→ **To be done**
Note each line that includes the word "Forecast". Copy those lines.

============================================================

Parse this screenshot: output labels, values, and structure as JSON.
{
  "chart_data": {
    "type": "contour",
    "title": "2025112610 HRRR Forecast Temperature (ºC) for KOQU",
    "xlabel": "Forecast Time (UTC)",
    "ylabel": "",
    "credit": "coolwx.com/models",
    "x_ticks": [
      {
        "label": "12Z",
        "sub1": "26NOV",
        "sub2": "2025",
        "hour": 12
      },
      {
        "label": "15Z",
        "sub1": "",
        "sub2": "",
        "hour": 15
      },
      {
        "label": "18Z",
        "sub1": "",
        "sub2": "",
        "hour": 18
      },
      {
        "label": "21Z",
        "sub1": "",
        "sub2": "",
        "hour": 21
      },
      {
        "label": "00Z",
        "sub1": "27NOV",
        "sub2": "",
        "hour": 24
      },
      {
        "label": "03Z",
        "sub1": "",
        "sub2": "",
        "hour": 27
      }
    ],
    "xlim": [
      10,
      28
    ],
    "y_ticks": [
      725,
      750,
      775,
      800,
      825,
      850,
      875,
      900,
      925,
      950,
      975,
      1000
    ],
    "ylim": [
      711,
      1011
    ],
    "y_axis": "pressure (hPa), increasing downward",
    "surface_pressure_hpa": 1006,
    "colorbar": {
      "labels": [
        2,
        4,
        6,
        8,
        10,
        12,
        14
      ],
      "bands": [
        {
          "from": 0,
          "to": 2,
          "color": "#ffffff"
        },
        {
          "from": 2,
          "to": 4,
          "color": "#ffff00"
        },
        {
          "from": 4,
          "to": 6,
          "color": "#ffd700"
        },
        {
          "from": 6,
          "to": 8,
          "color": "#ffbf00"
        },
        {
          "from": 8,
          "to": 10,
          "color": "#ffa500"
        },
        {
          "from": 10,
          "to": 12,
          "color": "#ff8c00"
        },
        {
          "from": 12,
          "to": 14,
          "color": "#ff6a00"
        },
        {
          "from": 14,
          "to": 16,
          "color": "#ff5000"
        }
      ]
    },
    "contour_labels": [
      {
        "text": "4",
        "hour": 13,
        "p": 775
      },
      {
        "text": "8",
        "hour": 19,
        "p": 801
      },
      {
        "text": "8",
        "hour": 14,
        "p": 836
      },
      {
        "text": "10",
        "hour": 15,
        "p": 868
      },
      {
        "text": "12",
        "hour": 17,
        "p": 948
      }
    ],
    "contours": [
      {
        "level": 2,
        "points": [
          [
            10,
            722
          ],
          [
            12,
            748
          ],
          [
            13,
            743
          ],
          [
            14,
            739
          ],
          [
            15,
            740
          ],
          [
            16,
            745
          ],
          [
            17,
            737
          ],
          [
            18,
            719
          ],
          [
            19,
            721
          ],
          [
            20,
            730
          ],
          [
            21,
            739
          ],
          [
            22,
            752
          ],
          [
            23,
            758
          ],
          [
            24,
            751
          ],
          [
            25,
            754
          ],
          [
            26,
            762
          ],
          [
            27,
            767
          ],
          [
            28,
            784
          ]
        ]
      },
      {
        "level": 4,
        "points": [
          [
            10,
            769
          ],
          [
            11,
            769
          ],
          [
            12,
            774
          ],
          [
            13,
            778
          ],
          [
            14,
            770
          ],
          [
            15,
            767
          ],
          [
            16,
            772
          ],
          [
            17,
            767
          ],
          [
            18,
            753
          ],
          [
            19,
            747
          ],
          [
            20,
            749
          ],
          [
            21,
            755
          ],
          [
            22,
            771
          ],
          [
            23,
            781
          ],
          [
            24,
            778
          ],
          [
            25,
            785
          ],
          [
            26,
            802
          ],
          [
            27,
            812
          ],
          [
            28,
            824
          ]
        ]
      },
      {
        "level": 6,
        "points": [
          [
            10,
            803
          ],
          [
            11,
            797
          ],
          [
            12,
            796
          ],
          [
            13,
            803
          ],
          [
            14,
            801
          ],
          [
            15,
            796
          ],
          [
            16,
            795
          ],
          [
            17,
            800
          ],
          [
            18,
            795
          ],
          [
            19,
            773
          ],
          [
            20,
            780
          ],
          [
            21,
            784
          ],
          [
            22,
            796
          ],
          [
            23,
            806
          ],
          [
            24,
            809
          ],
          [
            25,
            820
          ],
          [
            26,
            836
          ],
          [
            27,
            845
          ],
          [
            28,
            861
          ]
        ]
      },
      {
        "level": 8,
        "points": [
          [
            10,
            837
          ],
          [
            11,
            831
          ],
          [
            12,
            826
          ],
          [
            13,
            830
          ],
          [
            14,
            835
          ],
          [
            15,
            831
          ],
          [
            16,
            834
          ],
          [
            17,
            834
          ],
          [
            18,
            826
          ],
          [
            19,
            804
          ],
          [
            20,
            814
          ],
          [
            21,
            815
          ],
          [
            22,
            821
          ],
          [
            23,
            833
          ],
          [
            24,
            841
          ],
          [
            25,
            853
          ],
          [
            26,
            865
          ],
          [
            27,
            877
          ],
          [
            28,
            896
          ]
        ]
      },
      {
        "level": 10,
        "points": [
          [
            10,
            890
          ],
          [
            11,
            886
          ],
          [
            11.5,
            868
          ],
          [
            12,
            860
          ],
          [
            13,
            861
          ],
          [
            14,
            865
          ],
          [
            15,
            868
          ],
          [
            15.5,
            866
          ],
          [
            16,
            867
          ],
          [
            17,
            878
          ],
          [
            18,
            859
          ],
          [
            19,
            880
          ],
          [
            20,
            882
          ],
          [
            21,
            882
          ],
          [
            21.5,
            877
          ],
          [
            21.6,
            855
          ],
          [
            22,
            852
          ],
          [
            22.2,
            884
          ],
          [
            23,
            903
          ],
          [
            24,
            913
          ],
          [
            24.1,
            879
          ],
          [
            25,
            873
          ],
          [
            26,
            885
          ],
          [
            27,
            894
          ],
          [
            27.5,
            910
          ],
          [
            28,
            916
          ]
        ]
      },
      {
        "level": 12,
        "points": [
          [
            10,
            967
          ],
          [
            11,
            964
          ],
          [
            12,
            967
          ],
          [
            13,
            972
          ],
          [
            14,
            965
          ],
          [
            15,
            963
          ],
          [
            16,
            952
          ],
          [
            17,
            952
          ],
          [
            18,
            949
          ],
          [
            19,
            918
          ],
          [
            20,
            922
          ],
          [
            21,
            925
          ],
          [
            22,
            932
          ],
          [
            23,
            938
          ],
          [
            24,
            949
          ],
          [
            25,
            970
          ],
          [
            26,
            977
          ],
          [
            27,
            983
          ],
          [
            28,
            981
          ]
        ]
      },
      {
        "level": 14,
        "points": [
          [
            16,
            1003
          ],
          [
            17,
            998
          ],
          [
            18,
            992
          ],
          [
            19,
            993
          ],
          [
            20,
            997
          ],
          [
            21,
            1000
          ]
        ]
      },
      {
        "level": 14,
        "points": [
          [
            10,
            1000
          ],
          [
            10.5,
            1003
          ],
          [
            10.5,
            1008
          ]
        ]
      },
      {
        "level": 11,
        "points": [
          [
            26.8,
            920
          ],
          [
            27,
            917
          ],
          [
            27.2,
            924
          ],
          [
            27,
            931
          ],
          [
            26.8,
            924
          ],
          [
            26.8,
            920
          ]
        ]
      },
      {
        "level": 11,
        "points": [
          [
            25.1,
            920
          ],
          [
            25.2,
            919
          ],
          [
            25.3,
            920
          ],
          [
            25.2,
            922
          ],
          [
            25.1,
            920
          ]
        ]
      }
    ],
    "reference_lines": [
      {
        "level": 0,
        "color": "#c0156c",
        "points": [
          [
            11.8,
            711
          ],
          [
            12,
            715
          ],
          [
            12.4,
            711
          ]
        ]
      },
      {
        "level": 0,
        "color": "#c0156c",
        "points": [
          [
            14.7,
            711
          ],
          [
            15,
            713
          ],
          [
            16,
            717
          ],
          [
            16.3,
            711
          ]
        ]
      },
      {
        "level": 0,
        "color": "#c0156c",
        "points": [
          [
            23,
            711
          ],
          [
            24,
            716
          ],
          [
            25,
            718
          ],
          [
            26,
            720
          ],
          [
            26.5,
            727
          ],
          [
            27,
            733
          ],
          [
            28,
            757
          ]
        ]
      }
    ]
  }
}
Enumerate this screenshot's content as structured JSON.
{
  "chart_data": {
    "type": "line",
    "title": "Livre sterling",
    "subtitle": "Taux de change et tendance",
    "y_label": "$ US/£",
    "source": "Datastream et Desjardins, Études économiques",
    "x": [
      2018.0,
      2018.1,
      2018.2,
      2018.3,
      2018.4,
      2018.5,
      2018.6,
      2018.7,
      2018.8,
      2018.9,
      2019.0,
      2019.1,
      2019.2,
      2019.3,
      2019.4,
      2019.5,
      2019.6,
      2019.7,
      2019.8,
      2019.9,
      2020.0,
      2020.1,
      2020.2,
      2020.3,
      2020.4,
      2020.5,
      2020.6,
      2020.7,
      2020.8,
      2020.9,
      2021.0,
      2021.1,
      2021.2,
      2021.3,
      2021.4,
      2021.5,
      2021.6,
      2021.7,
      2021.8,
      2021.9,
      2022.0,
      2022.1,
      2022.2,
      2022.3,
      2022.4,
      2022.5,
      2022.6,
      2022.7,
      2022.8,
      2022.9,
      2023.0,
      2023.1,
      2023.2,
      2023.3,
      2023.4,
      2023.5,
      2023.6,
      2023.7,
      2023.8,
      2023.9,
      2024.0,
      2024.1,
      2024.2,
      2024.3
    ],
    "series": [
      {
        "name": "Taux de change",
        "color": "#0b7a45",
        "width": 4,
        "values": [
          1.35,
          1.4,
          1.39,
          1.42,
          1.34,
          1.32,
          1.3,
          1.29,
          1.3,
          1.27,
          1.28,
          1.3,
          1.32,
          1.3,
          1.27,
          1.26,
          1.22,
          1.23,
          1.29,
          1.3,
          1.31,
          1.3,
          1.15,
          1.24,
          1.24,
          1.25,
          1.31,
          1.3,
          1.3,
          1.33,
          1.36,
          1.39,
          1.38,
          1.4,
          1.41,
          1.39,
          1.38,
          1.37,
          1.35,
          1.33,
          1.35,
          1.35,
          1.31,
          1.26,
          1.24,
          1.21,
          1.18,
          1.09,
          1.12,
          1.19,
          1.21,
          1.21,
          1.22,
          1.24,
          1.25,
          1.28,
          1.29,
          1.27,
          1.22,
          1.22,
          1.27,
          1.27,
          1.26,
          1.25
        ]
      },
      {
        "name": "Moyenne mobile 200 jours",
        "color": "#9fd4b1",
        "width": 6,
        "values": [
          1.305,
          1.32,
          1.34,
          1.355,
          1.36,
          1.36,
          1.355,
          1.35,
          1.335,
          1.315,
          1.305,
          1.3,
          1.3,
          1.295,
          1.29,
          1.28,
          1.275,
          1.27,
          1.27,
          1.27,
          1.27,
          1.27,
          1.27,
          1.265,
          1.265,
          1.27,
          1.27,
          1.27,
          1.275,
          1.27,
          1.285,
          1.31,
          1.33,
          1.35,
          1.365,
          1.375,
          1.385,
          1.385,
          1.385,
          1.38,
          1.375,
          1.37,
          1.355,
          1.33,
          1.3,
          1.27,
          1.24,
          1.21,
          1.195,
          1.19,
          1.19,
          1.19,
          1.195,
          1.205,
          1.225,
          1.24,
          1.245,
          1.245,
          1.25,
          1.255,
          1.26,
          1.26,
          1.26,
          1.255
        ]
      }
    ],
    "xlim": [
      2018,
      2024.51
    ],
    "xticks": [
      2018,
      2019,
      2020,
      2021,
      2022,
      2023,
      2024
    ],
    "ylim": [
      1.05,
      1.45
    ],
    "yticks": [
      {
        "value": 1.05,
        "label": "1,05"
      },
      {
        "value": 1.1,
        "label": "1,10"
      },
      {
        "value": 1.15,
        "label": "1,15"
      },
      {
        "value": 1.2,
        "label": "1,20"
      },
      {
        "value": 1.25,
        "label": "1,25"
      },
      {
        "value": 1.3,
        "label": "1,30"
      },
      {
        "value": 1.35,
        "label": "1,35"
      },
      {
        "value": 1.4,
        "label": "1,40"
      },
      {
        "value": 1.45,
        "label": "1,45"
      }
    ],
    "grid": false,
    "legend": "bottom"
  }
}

============================================================

→ **Full answer**
    "title": "2025112610 HRRR Forecast Temperature (ºC) for KOQU",
    "xlabel": "Forecast Time (UTC)",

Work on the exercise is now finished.